### Exercise inputs
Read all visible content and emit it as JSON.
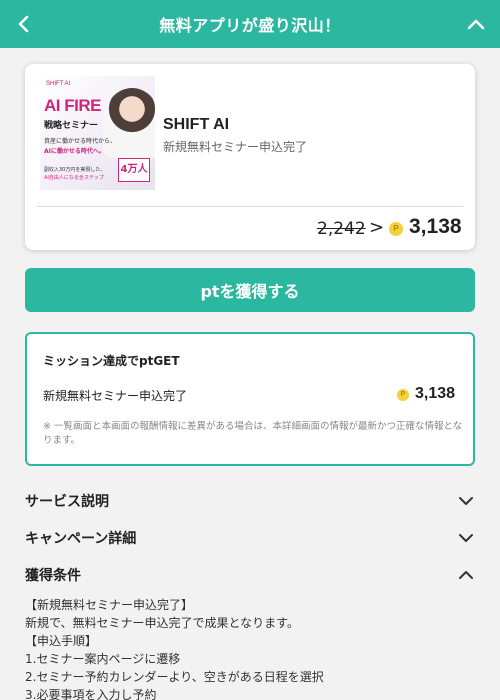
{
  "header": {
    "title": "無料アプリが盛り沢山！",
    "back_icon": "chevron-left-icon",
    "collapse_icon": "chevron-up-icon"
  },
  "offer": {
    "thumbnail": {
      "brand": "SHIFT AI",
      "headline": "AI FIRE",
      "subhead": "戦略セミナー",
      "line1": "資産に働かせる時代から、",
      "line2": "AIに働かせる時代へ。",
      "line3": "副収入30万円を実現した、",
      "line4": "AI自由人になる全ステップ",
      "badge": "4万人"
    },
    "name": "SHIFT AI",
    "description": "新規無料セミナー申込完了",
    "old_points": "2,242",
    "arrow": ">",
    "new_points": "3,138",
    "coin_symbol": "P"
  },
  "cta": {
    "label": "ptを獲得する"
  },
  "mission": {
    "title": "ミッション達成でptGET",
    "label": "新規無料セミナー申込完了",
    "points": "3,138",
    "note": "※ 一覧画面と本画面の報酬情報に差異がある場合は、本詳細画面の情報が最新かつ正確な情報となります。"
  },
  "sections": [
    {
      "label": "サービス説明",
      "state": "collapsed"
    },
    {
      "label": "キャンペーン詳細",
      "state": "collapsed"
    },
    {
      "label": "獲得条件",
      "state": "expanded"
    }
  ],
  "conditions": {
    "line1": "【新規無料セミナー申込完了】",
    "line2": "新規で、無料セミナー申込完了で成果となります。",
    "line3": "【申込手順】",
    "line4": "1.セミナー案内ページに遷移",
    "line5": "2.セミナー予約カレンダーより、空きがある日程を選択",
    "line6": "3.必要事項を入力し予約"
  },
  "colors": {
    "accent": "#2cb8a0",
    "coin": "#f3d23a",
    "brand_pink": "#d0257a"
  }
}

### Problem description
Find how many lines of the listing include the string "chevron" and give that number, nothing else.

### The answer
2